begin Recorded information

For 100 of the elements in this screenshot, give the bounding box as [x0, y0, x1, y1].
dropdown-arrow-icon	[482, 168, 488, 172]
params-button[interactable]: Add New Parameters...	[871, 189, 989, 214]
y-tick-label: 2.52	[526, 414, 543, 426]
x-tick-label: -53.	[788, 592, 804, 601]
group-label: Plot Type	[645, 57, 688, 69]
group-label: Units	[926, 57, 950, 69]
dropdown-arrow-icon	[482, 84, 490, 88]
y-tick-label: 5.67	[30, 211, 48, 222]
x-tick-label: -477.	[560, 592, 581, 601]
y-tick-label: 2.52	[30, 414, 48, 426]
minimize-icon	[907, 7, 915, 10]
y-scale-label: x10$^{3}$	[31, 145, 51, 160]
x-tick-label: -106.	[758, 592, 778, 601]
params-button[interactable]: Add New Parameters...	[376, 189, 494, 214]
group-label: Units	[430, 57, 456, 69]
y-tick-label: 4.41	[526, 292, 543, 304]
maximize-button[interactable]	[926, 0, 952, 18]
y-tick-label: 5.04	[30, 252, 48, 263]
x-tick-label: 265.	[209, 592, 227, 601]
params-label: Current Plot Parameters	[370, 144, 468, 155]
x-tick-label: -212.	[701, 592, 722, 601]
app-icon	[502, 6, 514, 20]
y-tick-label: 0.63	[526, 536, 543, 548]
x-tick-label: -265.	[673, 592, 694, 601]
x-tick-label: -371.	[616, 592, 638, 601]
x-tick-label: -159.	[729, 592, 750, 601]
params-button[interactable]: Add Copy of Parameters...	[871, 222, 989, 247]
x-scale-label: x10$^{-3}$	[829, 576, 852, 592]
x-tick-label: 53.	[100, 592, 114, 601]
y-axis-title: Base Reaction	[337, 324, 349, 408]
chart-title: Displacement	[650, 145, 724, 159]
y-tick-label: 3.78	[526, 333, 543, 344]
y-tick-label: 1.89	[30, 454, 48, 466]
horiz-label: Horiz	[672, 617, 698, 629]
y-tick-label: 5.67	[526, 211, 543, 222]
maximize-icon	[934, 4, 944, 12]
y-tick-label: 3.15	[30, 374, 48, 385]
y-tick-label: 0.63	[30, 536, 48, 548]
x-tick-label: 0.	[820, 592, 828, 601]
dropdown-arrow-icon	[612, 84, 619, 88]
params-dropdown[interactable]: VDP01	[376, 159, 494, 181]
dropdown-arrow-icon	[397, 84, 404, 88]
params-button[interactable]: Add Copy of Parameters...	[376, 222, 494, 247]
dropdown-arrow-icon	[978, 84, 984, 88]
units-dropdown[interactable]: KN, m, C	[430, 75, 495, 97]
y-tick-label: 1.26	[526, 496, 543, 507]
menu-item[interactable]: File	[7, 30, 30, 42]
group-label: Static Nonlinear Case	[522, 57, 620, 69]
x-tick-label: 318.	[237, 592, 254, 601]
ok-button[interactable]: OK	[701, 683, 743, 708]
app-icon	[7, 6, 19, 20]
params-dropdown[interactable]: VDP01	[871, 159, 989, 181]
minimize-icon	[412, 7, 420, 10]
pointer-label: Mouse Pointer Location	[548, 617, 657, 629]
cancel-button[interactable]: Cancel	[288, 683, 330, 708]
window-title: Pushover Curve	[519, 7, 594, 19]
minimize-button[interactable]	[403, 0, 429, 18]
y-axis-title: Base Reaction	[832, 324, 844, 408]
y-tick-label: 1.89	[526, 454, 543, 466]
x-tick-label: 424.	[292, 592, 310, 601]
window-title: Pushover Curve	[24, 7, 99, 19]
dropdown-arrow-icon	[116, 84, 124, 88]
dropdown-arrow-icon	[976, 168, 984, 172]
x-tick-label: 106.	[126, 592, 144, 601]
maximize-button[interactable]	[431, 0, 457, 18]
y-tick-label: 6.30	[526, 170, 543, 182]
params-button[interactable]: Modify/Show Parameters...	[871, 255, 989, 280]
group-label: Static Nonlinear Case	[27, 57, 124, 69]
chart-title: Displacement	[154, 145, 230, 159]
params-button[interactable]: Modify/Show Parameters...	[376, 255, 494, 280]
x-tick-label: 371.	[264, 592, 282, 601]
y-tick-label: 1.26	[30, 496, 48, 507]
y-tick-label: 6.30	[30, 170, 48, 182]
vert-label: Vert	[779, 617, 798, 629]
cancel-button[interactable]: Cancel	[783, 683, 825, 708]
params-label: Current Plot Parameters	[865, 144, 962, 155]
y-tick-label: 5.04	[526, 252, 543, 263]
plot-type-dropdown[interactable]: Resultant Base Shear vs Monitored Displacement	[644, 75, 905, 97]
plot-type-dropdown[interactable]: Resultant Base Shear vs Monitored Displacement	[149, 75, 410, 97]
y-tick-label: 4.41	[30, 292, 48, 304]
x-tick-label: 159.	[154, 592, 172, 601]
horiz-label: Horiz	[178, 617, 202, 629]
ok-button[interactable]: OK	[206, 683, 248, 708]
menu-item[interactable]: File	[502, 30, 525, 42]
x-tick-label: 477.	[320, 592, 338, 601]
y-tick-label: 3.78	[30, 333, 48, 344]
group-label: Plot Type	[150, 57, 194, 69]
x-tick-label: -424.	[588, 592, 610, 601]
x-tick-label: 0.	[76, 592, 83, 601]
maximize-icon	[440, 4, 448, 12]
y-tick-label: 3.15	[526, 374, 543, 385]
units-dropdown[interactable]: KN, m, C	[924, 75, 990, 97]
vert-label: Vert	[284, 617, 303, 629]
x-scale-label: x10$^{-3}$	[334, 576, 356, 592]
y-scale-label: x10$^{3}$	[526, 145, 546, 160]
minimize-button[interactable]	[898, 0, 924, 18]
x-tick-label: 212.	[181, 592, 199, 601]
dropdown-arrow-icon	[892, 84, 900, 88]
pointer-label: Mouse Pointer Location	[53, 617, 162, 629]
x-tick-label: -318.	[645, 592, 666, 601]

end Recorded information

__Task objective__. Please rewrite every one of the items above, changing "Add Copy of Parameters" to "Duplicate Parameters" and leaving everything else as it is.

__Solution to this exercise__.
For 100 of the elements in this screenshot, give the bounding box as [x0, y0, x1, y1].
dropdown-arrow-icon	[482, 168, 488, 172]
params-button[interactable]: Add New Parameters...	[871, 189, 989, 214]
y-tick-label: 2.52	[526, 414, 543, 426]
x-tick-label: -53.	[788, 592, 804, 601]
group-label: Plot Type	[645, 57, 688, 69]
group-label: Units	[926, 57, 950, 69]
dropdown-arrow-icon	[482, 84, 490, 88]
y-tick-label: 5.67	[30, 211, 48, 222]
x-tick-label: -477.	[560, 592, 581, 601]
y-tick-label: 2.52	[30, 414, 48, 426]
minimize-icon	[907, 7, 915, 10]
y-scale-label: x10$^{3}$	[31, 145, 51, 160]
x-tick-label: -106.	[758, 592, 778, 601]
params-button[interactable]: Add New Parameters...	[376, 189, 494, 214]
group-label: Units	[430, 57, 456, 69]
y-tick-label: 4.41	[526, 292, 543, 304]
maximize-button[interactable]	[926, 0, 952, 18]
y-tick-label: 5.04	[30, 252, 48, 263]
x-tick-label: 265.	[209, 592, 227, 601]
params-label: Current Plot Parameters	[370, 144, 468, 155]
x-tick-label: -212.	[701, 592, 722, 601]
app-icon	[502, 6, 514, 20]
y-tick-label: 0.63	[526, 536, 543, 548]
x-tick-label: -265.	[673, 592, 694, 601]
x-tick-label: -371.	[616, 592, 638, 601]
x-tick-label: -159.	[729, 592, 750, 601]
params-button[interactable]: Duplicate Parameters...	[871, 222, 989, 247]
x-scale-label: x10$^{-3}$	[829, 576, 852, 592]
x-tick-label: 53.	[100, 592, 114, 601]
y-axis-title: Base Reaction	[337, 324, 349, 408]
chart-title: Displacement	[650, 145, 724, 159]
y-tick-label: 3.78	[526, 333, 543, 344]
y-tick-label: 1.89	[30, 454, 48, 466]
horiz-label: Horiz	[672, 617, 698, 629]
y-tick-label: 5.67	[526, 211, 543, 222]
maximize-icon	[934, 4, 944, 12]
y-tick-label: 3.15	[30, 374, 48, 385]
y-tick-label: 0.63	[30, 536, 48, 548]
x-tick-label: 0.	[820, 592, 828, 601]
dropdown-arrow-icon	[612, 84, 619, 88]
params-dropdown[interactable]: VDP01	[376, 159, 494, 181]
dropdown-arrow-icon	[397, 84, 404, 88]
params-button[interactable]: Duplicate Parameters...	[376, 222, 494, 247]
dropdown-arrow-icon	[978, 84, 984, 88]
units-dropdown[interactable]: KN, m, C	[430, 75, 495, 97]
y-tick-label: 1.26	[526, 496, 543, 507]
menu-item[interactable]: File	[7, 30, 30, 42]
group-label: Static Nonlinear Case	[522, 57, 620, 69]
x-tick-label: 318.	[237, 592, 254, 601]
ok-button[interactable]: OK	[701, 683, 743, 708]
app-icon	[7, 6, 19, 20]
params-dropdown[interactable]: VDP01	[871, 159, 989, 181]
minimize-icon	[412, 7, 420, 10]
pointer-label: Mouse Pointer Location	[548, 617, 657, 629]
cancel-button[interactable]: Cancel	[288, 683, 330, 708]
window-title: Pushover Curve	[519, 7, 594, 19]
minimize-button[interactable]	[403, 0, 429, 18]
y-axis-title: Base Reaction	[832, 324, 844, 408]
y-tick-label: 1.89	[526, 454, 543, 466]
x-tick-label: 424.	[292, 592, 310, 601]
window-title: Pushover Curve	[24, 7, 99, 19]
dropdown-arrow-icon	[116, 84, 124, 88]
dropdown-arrow-icon	[976, 168, 984, 172]
x-tick-label: 106.	[126, 592, 144, 601]
maximize-button[interactable]	[431, 0, 457, 18]
y-tick-label: 6.30	[526, 170, 543, 182]
params-button[interactable]: Modify/Show Parameters...	[871, 255, 989, 280]
group-label: Static Nonlinear Case	[27, 57, 124, 69]
chart-title: Displacement	[154, 145, 230, 159]
params-button[interactable]: Modify/Show Parameters...	[376, 255, 494, 280]
x-tick-label: 371.	[264, 592, 282, 601]
y-tick-label: 1.26	[30, 496, 48, 507]
y-tick-label: 6.30	[30, 170, 48, 182]
vert-label: Vert	[779, 617, 798, 629]
cancel-button[interactable]: Cancel	[783, 683, 825, 708]
params-label: Current Plot Parameters	[865, 144, 962, 155]
y-tick-label: 5.04	[526, 252, 543, 263]
plot-type-dropdown[interactable]: Resultant Base Shear vs Monitored Displacement	[644, 75, 905, 97]
plot-type-dropdown[interactable]: Resultant Base Shear vs Monitored Displacement	[149, 75, 410, 97]
y-tick-label: 4.41	[30, 292, 48, 304]
x-tick-label: 159.	[154, 592, 172, 601]
horiz-label: Horiz	[178, 617, 202, 629]
ok-button[interactable]: OK	[206, 683, 248, 708]
menu-item[interactable]: File	[502, 30, 525, 42]
x-tick-label: 477.	[320, 592, 338, 601]
y-tick-label: 3.78	[30, 333, 48, 344]
group-label: Plot Type	[150, 57, 194, 69]
x-tick-label: -424.	[588, 592, 610, 601]
x-tick-label: 0.	[76, 592, 83, 601]
maximize-icon	[440, 4, 448, 12]
y-tick-label: 3.15	[526, 374, 543, 385]
units-dropdown[interactable]: KN, m, C	[924, 75, 990, 97]
vert-label: Vert	[284, 617, 303, 629]
x-scale-label: x10$^{-3}$	[334, 576, 356, 592]
y-scale-label: x10$^{3}$	[526, 145, 546, 160]
minimize-button[interactable]	[898, 0, 924, 18]
x-tick-label: 212.	[181, 592, 199, 601]
dropdown-arrow-icon	[892, 84, 900, 88]
pointer-label: Mouse Pointer Location	[53, 617, 162, 629]
x-tick-label: -318.	[645, 592, 666, 601]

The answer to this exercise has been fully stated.